Data section:
■ ■ ■ ■
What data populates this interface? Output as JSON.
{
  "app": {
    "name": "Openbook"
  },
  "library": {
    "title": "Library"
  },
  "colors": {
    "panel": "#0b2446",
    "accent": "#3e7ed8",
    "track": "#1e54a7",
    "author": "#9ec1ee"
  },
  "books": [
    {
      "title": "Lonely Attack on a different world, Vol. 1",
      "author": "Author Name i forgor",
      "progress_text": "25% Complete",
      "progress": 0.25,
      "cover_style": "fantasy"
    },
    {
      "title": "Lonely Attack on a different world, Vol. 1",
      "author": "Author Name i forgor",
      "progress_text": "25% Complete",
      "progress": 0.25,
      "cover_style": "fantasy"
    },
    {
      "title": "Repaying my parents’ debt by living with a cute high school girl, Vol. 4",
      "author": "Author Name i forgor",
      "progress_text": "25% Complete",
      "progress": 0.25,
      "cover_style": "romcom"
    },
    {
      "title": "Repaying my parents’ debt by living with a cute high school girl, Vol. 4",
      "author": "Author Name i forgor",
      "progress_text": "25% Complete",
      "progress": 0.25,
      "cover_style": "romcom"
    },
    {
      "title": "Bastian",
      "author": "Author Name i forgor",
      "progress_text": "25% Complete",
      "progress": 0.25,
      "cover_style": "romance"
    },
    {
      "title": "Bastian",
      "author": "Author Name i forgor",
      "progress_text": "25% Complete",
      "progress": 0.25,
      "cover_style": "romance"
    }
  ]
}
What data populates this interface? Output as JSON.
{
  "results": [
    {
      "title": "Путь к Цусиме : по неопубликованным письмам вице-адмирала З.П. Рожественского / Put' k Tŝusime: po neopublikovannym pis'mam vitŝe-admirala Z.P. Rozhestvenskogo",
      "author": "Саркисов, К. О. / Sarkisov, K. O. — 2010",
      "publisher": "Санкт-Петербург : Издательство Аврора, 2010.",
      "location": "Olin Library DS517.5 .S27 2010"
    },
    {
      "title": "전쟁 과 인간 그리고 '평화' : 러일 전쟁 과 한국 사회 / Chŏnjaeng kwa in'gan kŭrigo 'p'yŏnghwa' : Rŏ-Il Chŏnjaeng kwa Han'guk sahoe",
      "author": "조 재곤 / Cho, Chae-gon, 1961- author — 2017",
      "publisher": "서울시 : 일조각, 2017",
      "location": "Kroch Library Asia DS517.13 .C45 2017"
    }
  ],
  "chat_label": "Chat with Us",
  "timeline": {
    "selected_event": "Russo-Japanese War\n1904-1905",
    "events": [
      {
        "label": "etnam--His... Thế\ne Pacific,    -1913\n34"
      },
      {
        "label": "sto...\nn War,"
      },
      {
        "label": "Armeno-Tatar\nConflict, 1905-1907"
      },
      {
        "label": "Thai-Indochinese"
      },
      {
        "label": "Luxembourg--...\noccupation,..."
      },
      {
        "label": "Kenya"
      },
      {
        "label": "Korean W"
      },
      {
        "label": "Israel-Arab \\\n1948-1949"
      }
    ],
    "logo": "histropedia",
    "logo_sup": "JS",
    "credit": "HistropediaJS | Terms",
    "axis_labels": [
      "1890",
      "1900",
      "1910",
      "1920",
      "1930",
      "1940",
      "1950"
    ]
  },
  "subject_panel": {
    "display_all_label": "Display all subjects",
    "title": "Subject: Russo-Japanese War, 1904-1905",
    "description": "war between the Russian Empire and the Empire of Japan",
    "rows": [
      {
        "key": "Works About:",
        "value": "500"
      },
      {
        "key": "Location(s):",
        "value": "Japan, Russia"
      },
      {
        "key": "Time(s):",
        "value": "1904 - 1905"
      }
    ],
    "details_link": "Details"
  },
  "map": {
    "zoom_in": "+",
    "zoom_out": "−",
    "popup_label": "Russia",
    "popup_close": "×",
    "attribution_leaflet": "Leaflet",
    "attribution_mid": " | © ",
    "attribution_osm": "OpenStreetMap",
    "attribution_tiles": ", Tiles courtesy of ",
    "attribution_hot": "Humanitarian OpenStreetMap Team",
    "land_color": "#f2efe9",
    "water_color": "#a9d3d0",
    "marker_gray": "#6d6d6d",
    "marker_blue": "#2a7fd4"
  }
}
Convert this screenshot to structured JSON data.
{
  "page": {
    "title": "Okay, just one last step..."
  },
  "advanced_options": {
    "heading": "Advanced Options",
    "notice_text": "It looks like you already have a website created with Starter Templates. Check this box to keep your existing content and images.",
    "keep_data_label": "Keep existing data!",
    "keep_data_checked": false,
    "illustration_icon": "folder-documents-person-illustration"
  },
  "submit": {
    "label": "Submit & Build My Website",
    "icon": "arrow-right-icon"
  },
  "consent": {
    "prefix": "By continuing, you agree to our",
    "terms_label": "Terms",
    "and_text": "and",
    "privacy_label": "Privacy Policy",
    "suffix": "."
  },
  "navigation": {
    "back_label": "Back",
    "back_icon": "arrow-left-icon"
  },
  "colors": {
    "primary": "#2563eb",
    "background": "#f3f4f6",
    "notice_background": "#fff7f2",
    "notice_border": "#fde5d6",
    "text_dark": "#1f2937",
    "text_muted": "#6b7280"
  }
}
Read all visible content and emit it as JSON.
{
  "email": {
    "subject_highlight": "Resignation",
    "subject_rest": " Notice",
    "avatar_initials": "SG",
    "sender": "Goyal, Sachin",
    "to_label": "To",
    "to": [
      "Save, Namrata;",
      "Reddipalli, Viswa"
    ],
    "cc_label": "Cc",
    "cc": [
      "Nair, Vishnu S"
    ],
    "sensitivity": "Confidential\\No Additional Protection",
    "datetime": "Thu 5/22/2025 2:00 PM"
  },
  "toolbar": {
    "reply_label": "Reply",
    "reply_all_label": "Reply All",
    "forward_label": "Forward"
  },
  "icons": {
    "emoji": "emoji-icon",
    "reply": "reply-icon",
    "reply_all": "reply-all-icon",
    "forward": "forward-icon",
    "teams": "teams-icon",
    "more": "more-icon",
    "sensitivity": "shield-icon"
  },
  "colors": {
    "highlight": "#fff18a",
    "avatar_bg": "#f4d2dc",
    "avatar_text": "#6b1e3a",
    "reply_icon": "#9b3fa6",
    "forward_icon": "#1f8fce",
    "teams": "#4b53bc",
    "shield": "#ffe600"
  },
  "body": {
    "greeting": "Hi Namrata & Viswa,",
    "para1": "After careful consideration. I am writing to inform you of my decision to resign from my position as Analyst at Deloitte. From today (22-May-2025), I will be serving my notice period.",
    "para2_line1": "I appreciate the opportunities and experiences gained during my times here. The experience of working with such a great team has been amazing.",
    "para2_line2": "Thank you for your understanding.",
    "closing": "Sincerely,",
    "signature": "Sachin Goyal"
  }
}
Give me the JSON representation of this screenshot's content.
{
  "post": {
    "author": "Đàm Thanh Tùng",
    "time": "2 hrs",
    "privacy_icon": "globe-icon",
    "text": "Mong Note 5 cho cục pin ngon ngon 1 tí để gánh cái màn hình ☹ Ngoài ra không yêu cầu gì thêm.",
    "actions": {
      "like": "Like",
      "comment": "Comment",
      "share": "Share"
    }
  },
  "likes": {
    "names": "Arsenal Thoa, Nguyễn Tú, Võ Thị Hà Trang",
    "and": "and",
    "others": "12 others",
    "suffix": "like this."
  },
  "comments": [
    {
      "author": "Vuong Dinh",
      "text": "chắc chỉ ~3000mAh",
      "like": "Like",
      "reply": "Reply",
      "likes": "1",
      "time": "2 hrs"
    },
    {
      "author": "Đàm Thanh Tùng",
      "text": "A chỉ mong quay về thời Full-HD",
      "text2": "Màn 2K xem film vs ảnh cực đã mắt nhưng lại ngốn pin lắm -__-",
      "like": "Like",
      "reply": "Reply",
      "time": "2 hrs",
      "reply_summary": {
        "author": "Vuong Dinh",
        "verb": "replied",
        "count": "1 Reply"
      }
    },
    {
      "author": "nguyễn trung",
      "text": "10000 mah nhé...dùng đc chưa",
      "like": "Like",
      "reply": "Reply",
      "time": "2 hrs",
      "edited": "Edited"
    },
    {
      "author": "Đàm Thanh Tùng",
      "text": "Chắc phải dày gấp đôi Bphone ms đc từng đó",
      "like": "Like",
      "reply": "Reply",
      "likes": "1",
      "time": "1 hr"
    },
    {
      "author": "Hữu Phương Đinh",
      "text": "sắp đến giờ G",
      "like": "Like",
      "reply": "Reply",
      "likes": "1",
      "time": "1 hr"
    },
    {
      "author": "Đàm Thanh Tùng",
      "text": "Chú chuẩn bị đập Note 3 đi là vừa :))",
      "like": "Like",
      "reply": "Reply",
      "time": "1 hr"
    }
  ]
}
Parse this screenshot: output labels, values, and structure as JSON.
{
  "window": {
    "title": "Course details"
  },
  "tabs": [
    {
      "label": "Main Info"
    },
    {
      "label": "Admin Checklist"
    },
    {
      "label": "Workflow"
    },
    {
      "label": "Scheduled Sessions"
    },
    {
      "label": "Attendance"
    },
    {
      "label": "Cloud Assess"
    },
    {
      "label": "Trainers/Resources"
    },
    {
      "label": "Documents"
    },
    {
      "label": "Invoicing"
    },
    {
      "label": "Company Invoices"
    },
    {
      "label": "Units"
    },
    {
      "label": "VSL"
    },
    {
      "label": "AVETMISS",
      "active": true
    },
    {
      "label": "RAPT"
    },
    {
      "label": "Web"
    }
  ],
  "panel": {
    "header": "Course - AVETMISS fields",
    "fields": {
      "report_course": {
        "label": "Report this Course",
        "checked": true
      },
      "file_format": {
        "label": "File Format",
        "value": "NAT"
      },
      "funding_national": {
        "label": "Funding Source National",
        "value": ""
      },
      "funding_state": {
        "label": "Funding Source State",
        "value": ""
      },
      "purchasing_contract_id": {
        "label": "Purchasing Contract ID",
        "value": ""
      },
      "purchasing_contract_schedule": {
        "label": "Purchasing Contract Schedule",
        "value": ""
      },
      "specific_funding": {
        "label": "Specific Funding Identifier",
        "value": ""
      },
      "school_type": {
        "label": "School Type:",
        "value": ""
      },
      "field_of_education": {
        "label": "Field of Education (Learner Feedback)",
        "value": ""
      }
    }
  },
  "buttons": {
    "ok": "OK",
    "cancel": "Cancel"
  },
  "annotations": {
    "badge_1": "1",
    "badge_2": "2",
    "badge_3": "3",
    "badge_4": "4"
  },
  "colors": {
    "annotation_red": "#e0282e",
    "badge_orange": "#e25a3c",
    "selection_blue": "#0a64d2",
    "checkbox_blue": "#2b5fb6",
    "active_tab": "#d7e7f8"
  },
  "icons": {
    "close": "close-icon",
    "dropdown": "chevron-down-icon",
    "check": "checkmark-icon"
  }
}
■ ■ ■ ■
Stated goal: Respond with the number of lines containing "OpenStreetMap" and no additional words.

Answer to the task: 2